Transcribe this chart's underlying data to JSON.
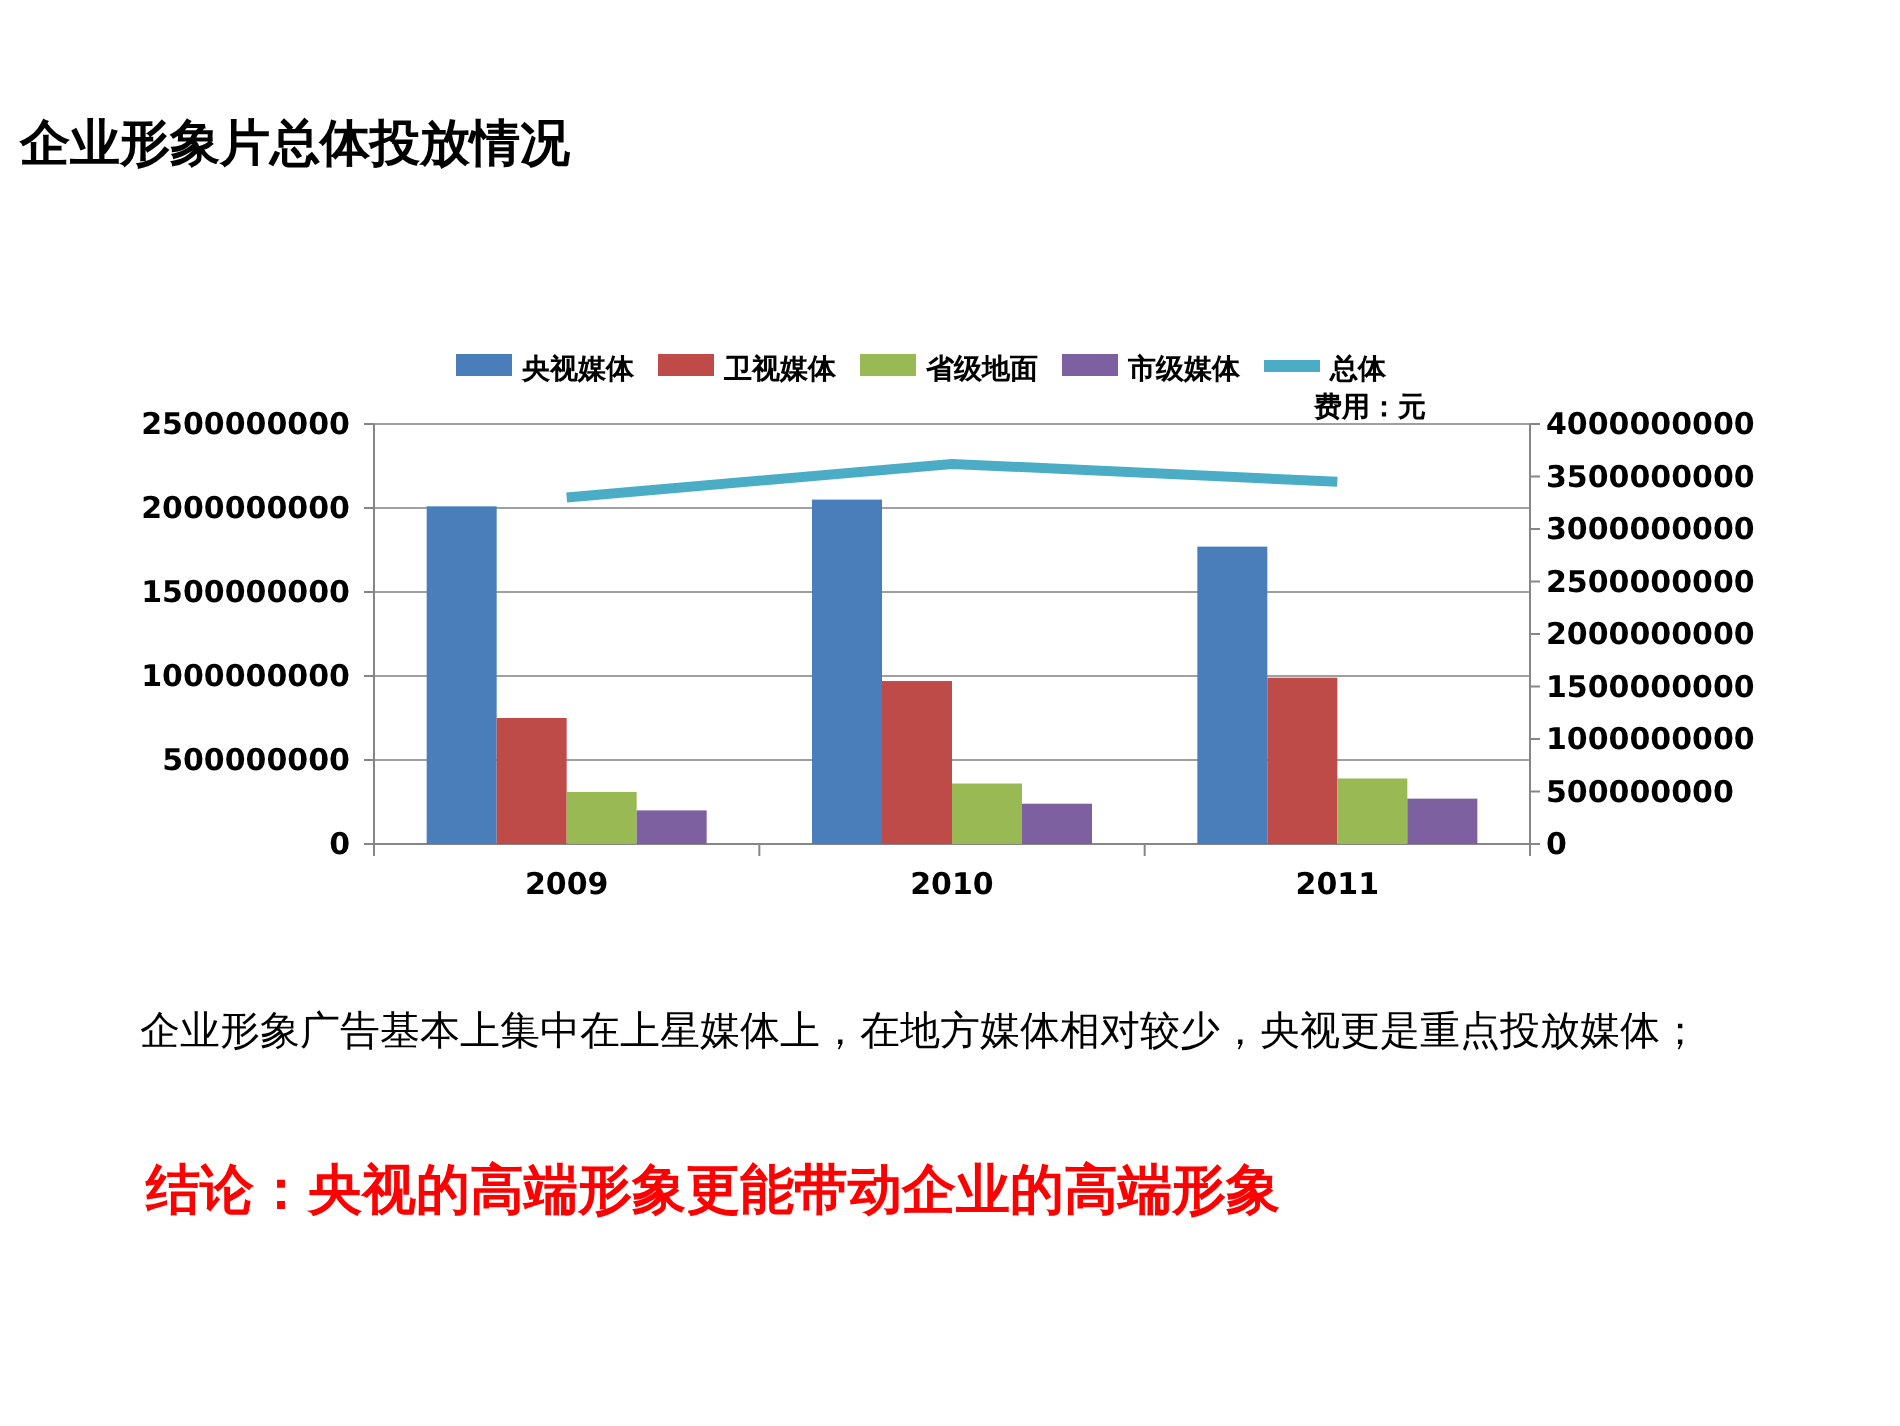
{
  "chart_data": {
    "type": "bar",
    "title": "企业形象片总体投放情况",
    "categories": [
      "2009",
      "2010",
      "2011"
    ],
    "series": [
      {
        "name": "央视媒体",
        "color": "#4a7ebb",
        "values": [
          2010000000,
          2050000000,
          1770000000
        ]
      },
      {
        "name": "卫视媒体",
        "color": "#be4b48",
        "values": [
          750000000,
          970000000,
          990000000
        ]
      },
      {
        "name": "省级地面",
        "color": "#98b954",
        "values": [
          310000000,
          360000000,
          390000000
        ]
      },
      {
        "name": "市级媒体",
        "color": "#7d60a0",
        "values": [
          200000000,
          240000000,
          270000000
        ]
      },
      {
        "name": "总体",
        "type": "line",
        "axis": "y2",
        "color": "#4bacc6",
        "values": [
          3300000000,
          3620000000,
          3450000000
        ]
      }
    ],
    "ylim": [
      0,
      2500000000
    ],
    "yticks": [
      0,
      500000000,
      1000000000,
      1500000000,
      2000000000,
      2500000000
    ],
    "y2lim": [
      0,
      4000000000
    ],
    "y2ticks": [
      0,
      500000000,
      1000000000,
      1500000000,
      2000000000,
      2500000000,
      3000000000,
      3500000000,
      4000000000
    ],
    "y2label": "费用：元",
    "grid": "y",
    "legend": "top",
    "marker": "none",
    "annotations": [
      "企业形象广告基本上集中在上星媒体上，在地方媒体相对较少，央视更是重点投放媒体；",
      "结论：央视的高端形象更能带动企业的高端形象"
    ]
  }
}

**Goal**
Your answer should be only a number: how many lines of the data above contain the string "name"?

**Expected answer**
5